## Exercise
Copy the part that opens with the line containing "data-label: 4% [215,172,248,188]" and closes with the line containing "Segment this screenshot: for", swapping "pie-slice" for "wedge" and leaving everything else unchanged.

## Records supplied
--- begin ---

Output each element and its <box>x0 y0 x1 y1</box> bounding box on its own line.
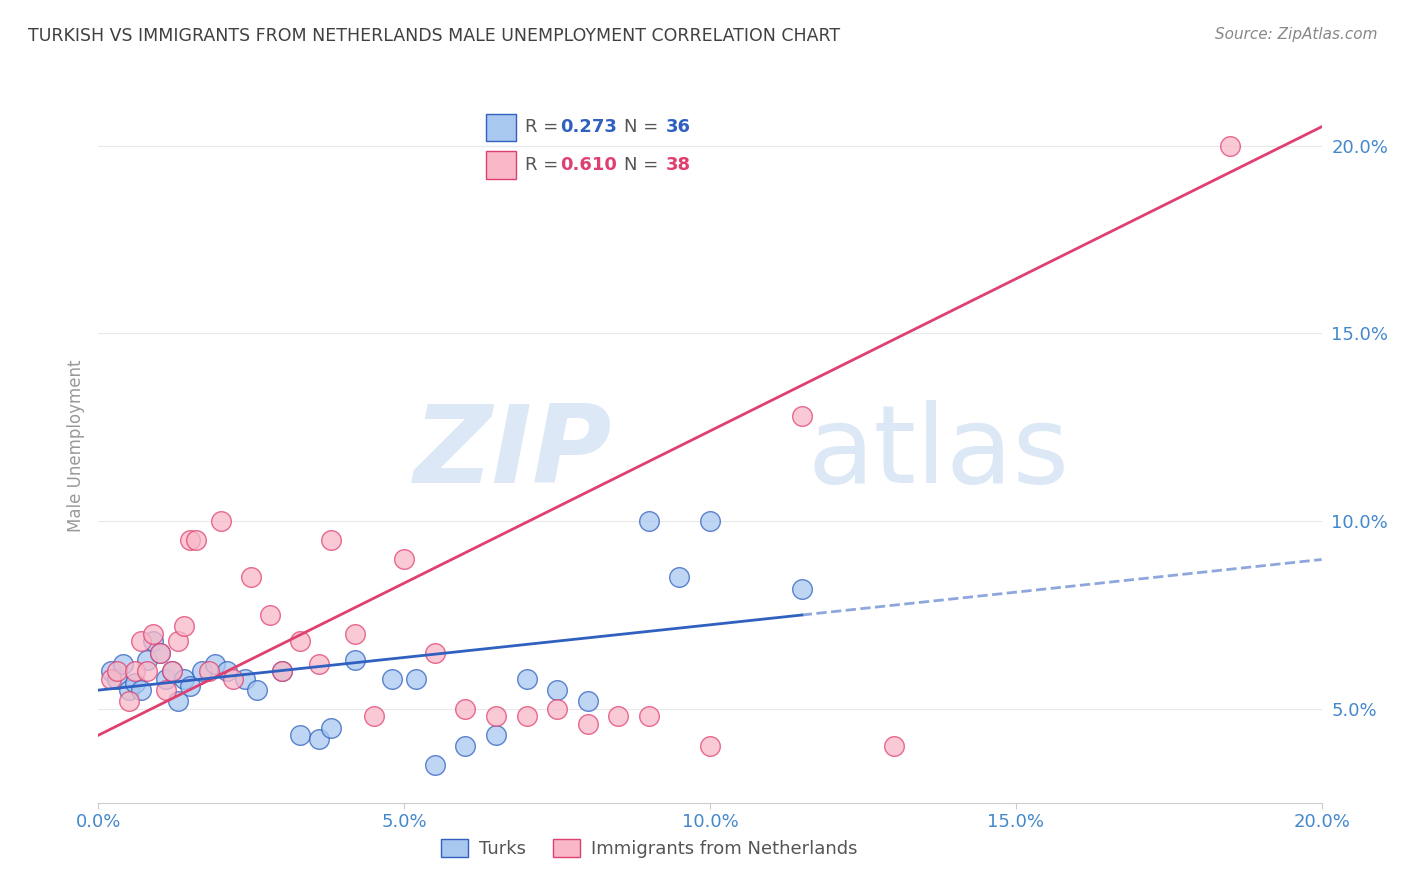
Point <box>209 514 232 528</box>
Point <box>883 739 905 754</box>
Point <box>270 665 292 679</box>
Point <box>319 721 342 735</box>
Point <box>576 694 599 708</box>
Point <box>637 709 661 723</box>
Point <box>546 702 568 716</box>
Point <box>118 683 141 698</box>
Point <box>699 739 721 754</box>
Point <box>319 533 342 547</box>
Point <box>155 683 177 698</box>
Point <box>105 665 128 679</box>
Point <box>290 728 312 742</box>
Point <box>485 728 508 742</box>
Point <box>290 634 312 648</box>
Point <box>142 627 165 641</box>
Point <box>344 627 367 641</box>
Legend: Turks, Immigrants from Netherlands: Turks, Immigrants from Netherlands <box>433 831 865 865</box>
Point <box>111 657 134 671</box>
Point <box>100 665 122 679</box>
Point <box>124 675 146 690</box>
Point <box>136 665 159 679</box>
Point <box>160 665 183 679</box>
Point <box>423 758 446 772</box>
Point <box>179 533 201 547</box>
Point <box>167 634 190 648</box>
Point <box>308 657 330 671</box>
Point <box>607 709 630 723</box>
Point <box>222 672 245 686</box>
Point <box>105 672 128 686</box>
Point <box>197 665 219 679</box>
Point <box>516 672 538 686</box>
Point <box>129 634 152 648</box>
Point <box>790 409 813 423</box>
Point <box>668 570 690 584</box>
Point <box>423 646 446 660</box>
Text: Source: ZipAtlas.com: Source: ZipAtlas.com <box>1215 27 1378 42</box>
Point <box>270 665 292 679</box>
Point <box>160 665 183 679</box>
Text: TURKISH VS IMMIGRANTS FROM NETHERLANDS MALE UNEMPLOYMENT CORRELATION CHART: TURKISH VS IMMIGRANTS FROM NETHERLANDS M… <box>28 27 841 45</box>
Point <box>454 702 477 716</box>
Point <box>392 551 416 566</box>
Point <box>259 607 281 622</box>
Point <box>191 665 214 679</box>
Point <box>546 683 568 698</box>
Point <box>100 672 122 686</box>
Point <box>405 672 427 686</box>
Point <box>124 665 146 679</box>
Point <box>308 731 330 746</box>
Point <box>149 646 172 660</box>
Point <box>215 665 238 679</box>
Point <box>129 683 152 698</box>
Point <box>637 514 661 528</box>
Point <box>204 657 226 671</box>
Point <box>363 709 385 723</box>
Point <box>149 646 172 660</box>
Point <box>454 739 477 754</box>
Point <box>155 672 177 686</box>
Point <box>240 570 263 584</box>
Point <box>485 709 508 723</box>
Point <box>516 709 538 723</box>
Point <box>142 634 165 648</box>
Text: ZIP: ZIP <box>413 401 612 506</box>
Point <box>173 672 195 686</box>
Point <box>179 679 201 693</box>
Point <box>136 653 159 667</box>
Point <box>186 533 208 547</box>
Point <box>246 683 269 698</box>
Point <box>699 514 721 528</box>
Point <box>118 694 141 708</box>
Point <box>173 619 195 633</box>
Point <box>381 672 404 686</box>
Point <box>576 717 599 731</box>
Point <box>344 653 367 667</box>
Point <box>233 672 256 686</box>
Point <box>167 694 190 708</box>
Text: atlas: atlas <box>808 401 1070 506</box>
Y-axis label: Male Unemployment: Male Unemployment <box>66 359 84 533</box>
Point <box>1219 138 1241 153</box>
Point <box>790 582 813 596</box>
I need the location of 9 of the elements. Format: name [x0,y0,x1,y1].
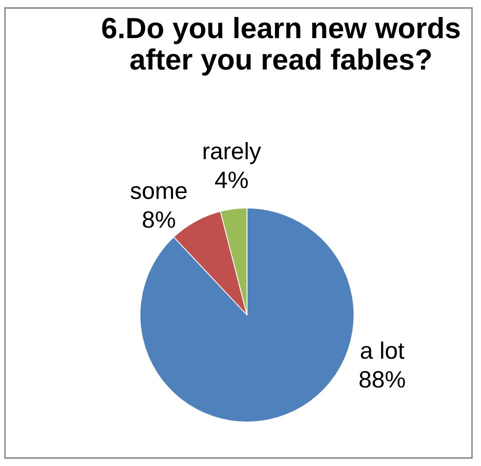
data-label: 4% [215,172,248,188]
data-label: 88% [360,371,405,388]
slice-label: rarely [204,142,262,164]
data-label: 8% [142,211,176,228]
slice-label: a lot [360,342,404,359]
slice-label: some [130,186,187,200]
pie-slice [173,210,248,316]
pie-slice [140,208,354,422]
chart-title: 6.Do you learn new words after you read fables? [102,17,460,76]
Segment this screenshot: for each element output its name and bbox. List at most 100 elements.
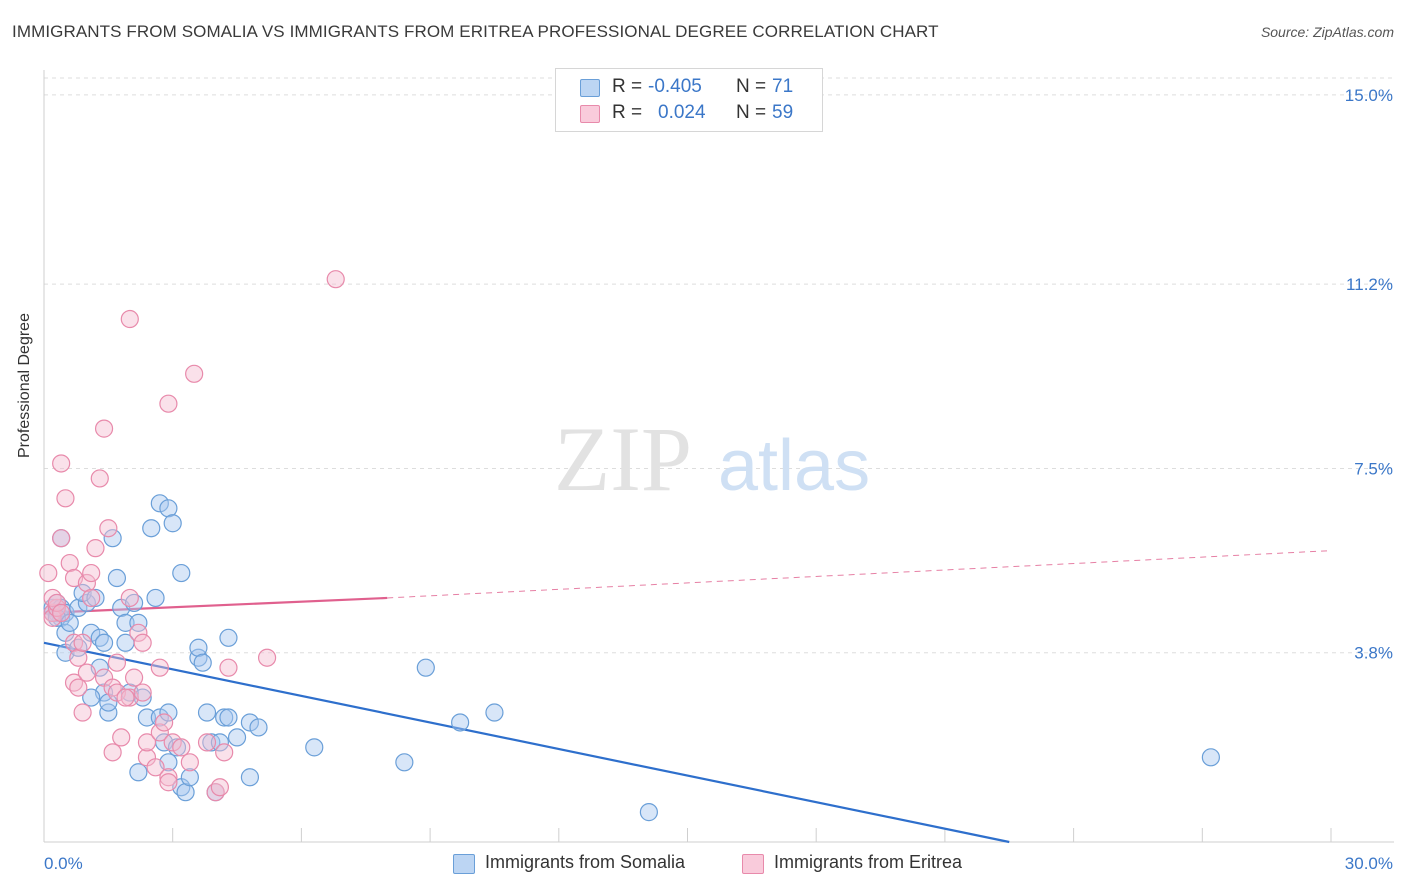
eritrea-point xyxy=(77,663,97,682)
somalia-r-label: R = xyxy=(612,76,643,97)
somalia-point xyxy=(197,703,217,722)
eritrea-point xyxy=(159,768,178,787)
eritrea-trend-extension xyxy=(387,550,1332,599)
legend-label-eritrea: Immigrants from Eritrea xyxy=(774,852,963,872)
eritrea-point xyxy=(159,394,178,413)
somalia-r-value: -0.405 xyxy=(648,76,702,97)
eritrea-point xyxy=(180,753,199,772)
eritrea-point xyxy=(73,633,92,652)
chart-legend: Immigrants from Somalia Immigrants from … xyxy=(0,852,1406,878)
somalia-point xyxy=(142,519,161,538)
eritrea-point xyxy=(99,519,118,538)
somalia-point xyxy=(227,728,247,747)
somalia-point xyxy=(219,628,238,647)
eritrea-point xyxy=(103,743,122,762)
somalia-point xyxy=(94,633,114,652)
eritrea-point xyxy=(129,623,148,642)
somalia-point xyxy=(163,514,182,533)
eritrea-point xyxy=(107,653,127,672)
y-tick-label: 11.2% xyxy=(1346,275,1393,294)
eritrea-point xyxy=(146,758,165,777)
eritrea-trend-line xyxy=(43,596,388,614)
chart-title: IMMIGRANTS FROM SOMALIA VS IMMIGRANTS FR… xyxy=(12,22,939,41)
somalia-n-value: 71 xyxy=(772,76,794,97)
eritrea-swatch xyxy=(580,105,600,123)
eritrea-point xyxy=(326,270,345,289)
axes xyxy=(43,70,1394,843)
somalia-point xyxy=(219,708,238,727)
somalia-point xyxy=(86,588,105,608)
eritrea-point xyxy=(112,728,131,747)
eritrea-point xyxy=(133,683,152,702)
eritrea-point xyxy=(56,489,75,508)
somalia-point xyxy=(107,568,127,588)
somalia-trend-line xyxy=(43,641,1010,844)
somalia-point xyxy=(305,738,324,757)
eritrea-point xyxy=(197,733,217,752)
y-tick-label: 15.0% xyxy=(1345,86,1393,105)
somalia-point xyxy=(639,803,658,822)
eritrea-point xyxy=(82,563,101,583)
eritrea-point xyxy=(257,648,277,667)
somalia-point xyxy=(103,529,122,548)
eritrea-point xyxy=(52,529,71,548)
tick-labels: 3.8% 7.5% 11.2% 15.0% 0.0% 30.0% xyxy=(44,86,1393,873)
watermark: ZIP atlas xyxy=(554,408,870,510)
somalia-point xyxy=(129,763,148,782)
eritrea-point xyxy=(69,678,88,697)
eritrea-point xyxy=(82,588,101,608)
somalia-point xyxy=(176,783,195,802)
x-tick-label: 0.0% xyxy=(44,854,83,873)
gridlines xyxy=(44,77,1394,654)
eritrea-point xyxy=(163,733,182,752)
eritrea-point xyxy=(52,603,71,622)
y-tick-label: 3.8% xyxy=(1354,644,1393,663)
eritrea-point xyxy=(52,454,71,473)
somalia-point xyxy=(159,703,178,722)
somalia-point xyxy=(215,708,234,727)
legend-swatch-somalia xyxy=(453,854,475,874)
somalia-point xyxy=(99,703,118,722)
somalia-point xyxy=(485,703,504,722)
eritrea-point xyxy=(39,563,58,583)
somalia-point xyxy=(210,733,229,752)
y-tick-label: 7.5% xyxy=(1354,459,1393,478)
somalia-point xyxy=(159,499,178,518)
eritrea-n-label: N = xyxy=(736,102,767,123)
legend-swatch-eritrea xyxy=(742,854,764,874)
somalia-point xyxy=(189,638,208,657)
eritrea-point xyxy=(77,573,97,593)
somalia-point xyxy=(69,598,88,618)
somalia-point xyxy=(172,563,191,583)
eritrea-point xyxy=(94,419,114,438)
eritrea-point xyxy=(137,733,157,752)
eritrea-point xyxy=(124,668,144,687)
x-tick-label: 30.0% xyxy=(1345,854,1393,873)
eritrea-point xyxy=(172,738,191,757)
somalia-point xyxy=(82,688,101,707)
somalia-point xyxy=(240,713,260,732)
eritrea-point xyxy=(210,778,229,797)
somalia-point xyxy=(150,494,169,513)
somalia-n-label: N = xyxy=(736,76,767,97)
eritrea-point xyxy=(90,469,109,488)
eritrea-point xyxy=(69,648,88,667)
eritrea-n-value: 59 xyxy=(772,102,794,123)
stats-legend-box: R = -0.405 N = 71 R = 0.024 N = 59 xyxy=(555,68,823,132)
eritrea-point xyxy=(120,309,139,329)
data-points xyxy=(39,270,1220,822)
somalia-point xyxy=(129,613,148,632)
somalia-point xyxy=(146,588,165,608)
somalia-point xyxy=(137,708,157,727)
eritrea-point xyxy=(73,703,92,722)
eritrea-point xyxy=(150,658,169,677)
somalia-point xyxy=(193,653,212,672)
source-credit: Source: ZipAtlas.com xyxy=(1260,24,1394,40)
eritrea-point xyxy=(215,743,234,762)
eritrea-point xyxy=(219,658,238,677)
eritrea-point xyxy=(150,723,169,742)
somalia-point xyxy=(416,658,435,677)
somalia-point xyxy=(180,768,199,787)
watermark-atlas: atlas xyxy=(718,426,870,506)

--- end ---

## Right answer
data-label: 4% [215,172,248,188]
data-label: 88% [360,371,405,388]
slice-label: rarely [204,142,262,164]
data-label: 8% [142,211,176,228]
slice-label: a lot [360,342,404,359]
slice-label: some [130,186,187,200]
wedge [173,210,248,316]
wedge [140,208,354,422]
chart-title: 6.Do you learn new words after you read fables? [102,17,460,76]
Segment this screenshot: for each element output its name and bbox. List at most 100 elements.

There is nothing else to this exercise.